▸ Listed records:
○ ○ ○ ○ ○ ○ ○
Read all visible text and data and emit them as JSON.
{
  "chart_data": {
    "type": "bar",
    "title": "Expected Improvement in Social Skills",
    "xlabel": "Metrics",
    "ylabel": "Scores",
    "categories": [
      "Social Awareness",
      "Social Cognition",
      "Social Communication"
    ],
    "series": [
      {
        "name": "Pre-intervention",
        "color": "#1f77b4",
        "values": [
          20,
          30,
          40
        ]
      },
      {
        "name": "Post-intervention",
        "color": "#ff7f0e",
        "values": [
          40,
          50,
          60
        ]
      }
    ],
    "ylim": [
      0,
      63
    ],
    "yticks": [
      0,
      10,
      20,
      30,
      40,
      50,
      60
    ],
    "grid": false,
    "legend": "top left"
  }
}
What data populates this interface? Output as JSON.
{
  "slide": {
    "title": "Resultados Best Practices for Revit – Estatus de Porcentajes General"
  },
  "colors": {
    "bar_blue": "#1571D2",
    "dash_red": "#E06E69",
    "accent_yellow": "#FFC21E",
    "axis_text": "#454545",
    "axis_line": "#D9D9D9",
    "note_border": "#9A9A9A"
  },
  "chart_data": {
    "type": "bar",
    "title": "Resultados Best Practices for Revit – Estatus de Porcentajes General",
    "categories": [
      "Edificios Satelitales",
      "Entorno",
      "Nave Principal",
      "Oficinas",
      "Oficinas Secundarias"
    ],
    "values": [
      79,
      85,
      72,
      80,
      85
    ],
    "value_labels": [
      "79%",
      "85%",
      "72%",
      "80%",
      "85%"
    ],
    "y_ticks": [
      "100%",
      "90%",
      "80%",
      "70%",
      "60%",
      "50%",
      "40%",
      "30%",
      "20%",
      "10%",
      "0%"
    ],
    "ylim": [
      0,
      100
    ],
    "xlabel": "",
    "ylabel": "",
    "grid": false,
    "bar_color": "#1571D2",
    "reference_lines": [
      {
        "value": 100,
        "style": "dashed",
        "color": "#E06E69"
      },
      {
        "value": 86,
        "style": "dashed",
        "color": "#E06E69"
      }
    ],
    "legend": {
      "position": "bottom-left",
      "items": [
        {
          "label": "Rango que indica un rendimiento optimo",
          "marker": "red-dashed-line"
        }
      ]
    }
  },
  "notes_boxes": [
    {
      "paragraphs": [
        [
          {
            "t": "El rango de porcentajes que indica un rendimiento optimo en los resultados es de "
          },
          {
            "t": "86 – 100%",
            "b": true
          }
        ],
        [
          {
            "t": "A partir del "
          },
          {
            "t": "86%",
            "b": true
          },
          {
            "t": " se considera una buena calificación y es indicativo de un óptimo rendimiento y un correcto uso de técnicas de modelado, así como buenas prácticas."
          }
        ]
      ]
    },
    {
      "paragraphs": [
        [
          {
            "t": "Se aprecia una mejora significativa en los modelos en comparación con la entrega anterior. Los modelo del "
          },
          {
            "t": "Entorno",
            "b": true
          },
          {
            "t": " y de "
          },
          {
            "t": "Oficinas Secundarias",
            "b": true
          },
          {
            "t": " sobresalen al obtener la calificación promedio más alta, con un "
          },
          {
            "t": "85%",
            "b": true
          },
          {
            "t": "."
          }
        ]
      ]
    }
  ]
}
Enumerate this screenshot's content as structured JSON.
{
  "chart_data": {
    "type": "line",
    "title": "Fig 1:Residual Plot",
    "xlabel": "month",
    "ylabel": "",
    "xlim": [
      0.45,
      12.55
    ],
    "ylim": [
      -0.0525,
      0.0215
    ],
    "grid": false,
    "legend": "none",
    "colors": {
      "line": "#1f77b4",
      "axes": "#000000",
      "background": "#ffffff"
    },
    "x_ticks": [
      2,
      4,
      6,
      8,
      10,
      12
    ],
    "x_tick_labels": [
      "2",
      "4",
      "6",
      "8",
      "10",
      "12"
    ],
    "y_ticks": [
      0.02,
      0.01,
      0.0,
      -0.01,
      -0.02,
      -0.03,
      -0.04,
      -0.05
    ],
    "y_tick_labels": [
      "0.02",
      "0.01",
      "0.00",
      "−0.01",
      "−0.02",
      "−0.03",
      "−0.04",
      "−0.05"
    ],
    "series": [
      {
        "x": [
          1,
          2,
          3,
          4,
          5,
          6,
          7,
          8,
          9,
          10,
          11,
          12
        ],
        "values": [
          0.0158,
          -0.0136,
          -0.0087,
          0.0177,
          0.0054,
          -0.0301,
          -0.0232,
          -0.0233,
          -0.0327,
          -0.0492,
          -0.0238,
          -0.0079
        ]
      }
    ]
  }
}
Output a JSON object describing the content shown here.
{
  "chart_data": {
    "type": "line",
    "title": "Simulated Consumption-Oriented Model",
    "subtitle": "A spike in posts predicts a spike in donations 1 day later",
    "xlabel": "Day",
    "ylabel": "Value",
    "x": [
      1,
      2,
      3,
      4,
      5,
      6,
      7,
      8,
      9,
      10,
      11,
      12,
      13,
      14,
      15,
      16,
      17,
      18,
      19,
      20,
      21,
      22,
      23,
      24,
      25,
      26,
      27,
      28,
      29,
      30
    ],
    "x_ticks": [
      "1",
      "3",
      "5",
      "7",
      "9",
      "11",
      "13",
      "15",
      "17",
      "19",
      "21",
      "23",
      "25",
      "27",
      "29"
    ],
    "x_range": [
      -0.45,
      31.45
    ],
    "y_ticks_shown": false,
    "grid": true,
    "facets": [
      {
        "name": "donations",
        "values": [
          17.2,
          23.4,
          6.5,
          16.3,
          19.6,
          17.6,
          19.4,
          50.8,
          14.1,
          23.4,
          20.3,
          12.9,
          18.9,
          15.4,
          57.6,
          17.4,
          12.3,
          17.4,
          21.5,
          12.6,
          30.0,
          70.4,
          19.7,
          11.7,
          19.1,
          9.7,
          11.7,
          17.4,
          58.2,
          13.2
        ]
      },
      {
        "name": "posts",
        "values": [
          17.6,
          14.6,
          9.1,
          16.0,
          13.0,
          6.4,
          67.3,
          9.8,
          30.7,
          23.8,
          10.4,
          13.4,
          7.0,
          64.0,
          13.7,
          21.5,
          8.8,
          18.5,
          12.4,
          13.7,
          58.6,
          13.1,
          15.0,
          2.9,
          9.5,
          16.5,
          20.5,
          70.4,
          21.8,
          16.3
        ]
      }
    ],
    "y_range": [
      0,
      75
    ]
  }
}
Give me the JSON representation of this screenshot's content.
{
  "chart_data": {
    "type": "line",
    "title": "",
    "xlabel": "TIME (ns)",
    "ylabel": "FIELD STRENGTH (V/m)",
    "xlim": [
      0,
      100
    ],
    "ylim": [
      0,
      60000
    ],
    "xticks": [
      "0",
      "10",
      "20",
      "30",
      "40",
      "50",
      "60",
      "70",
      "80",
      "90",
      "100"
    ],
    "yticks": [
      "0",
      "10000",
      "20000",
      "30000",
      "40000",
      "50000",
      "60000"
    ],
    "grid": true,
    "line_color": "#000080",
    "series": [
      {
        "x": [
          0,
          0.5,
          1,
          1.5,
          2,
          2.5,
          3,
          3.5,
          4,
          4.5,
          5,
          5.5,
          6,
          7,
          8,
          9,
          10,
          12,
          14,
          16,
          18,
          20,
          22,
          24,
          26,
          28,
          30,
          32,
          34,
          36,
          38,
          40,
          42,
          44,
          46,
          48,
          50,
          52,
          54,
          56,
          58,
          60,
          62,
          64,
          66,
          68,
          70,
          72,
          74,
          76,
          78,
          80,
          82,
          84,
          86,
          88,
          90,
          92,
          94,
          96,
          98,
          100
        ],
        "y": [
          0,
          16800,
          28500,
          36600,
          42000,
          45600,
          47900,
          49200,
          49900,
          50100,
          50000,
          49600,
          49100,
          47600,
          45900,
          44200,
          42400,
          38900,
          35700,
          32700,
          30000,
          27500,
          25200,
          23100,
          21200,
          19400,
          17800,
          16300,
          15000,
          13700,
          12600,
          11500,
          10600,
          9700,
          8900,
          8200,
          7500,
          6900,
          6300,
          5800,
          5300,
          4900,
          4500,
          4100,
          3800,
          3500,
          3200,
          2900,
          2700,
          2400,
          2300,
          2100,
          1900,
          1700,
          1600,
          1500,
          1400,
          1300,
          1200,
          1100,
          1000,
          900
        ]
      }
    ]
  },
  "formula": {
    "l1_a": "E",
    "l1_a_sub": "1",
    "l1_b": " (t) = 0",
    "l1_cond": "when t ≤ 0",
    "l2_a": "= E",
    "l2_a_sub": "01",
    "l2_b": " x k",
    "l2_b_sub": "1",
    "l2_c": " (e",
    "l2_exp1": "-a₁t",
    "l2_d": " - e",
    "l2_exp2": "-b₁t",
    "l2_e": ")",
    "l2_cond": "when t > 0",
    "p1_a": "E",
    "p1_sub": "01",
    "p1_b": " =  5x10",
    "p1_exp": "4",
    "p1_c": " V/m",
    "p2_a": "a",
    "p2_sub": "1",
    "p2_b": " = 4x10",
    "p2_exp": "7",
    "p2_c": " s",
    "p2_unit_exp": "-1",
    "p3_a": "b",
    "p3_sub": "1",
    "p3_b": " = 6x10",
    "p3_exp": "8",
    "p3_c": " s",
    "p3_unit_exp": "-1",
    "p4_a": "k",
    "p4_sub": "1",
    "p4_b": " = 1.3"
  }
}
○ ○ ○ ○ ○ ○ ○
▸ Written problem: Look through the data above. Each line containing the word "this" needs to be copied.

▸ Result of the exercise:
What data populates this interface? Output as JSON.
Enumerate this screenshot's content as structured JSON.
Give me the JSON representation of this screenshot's content.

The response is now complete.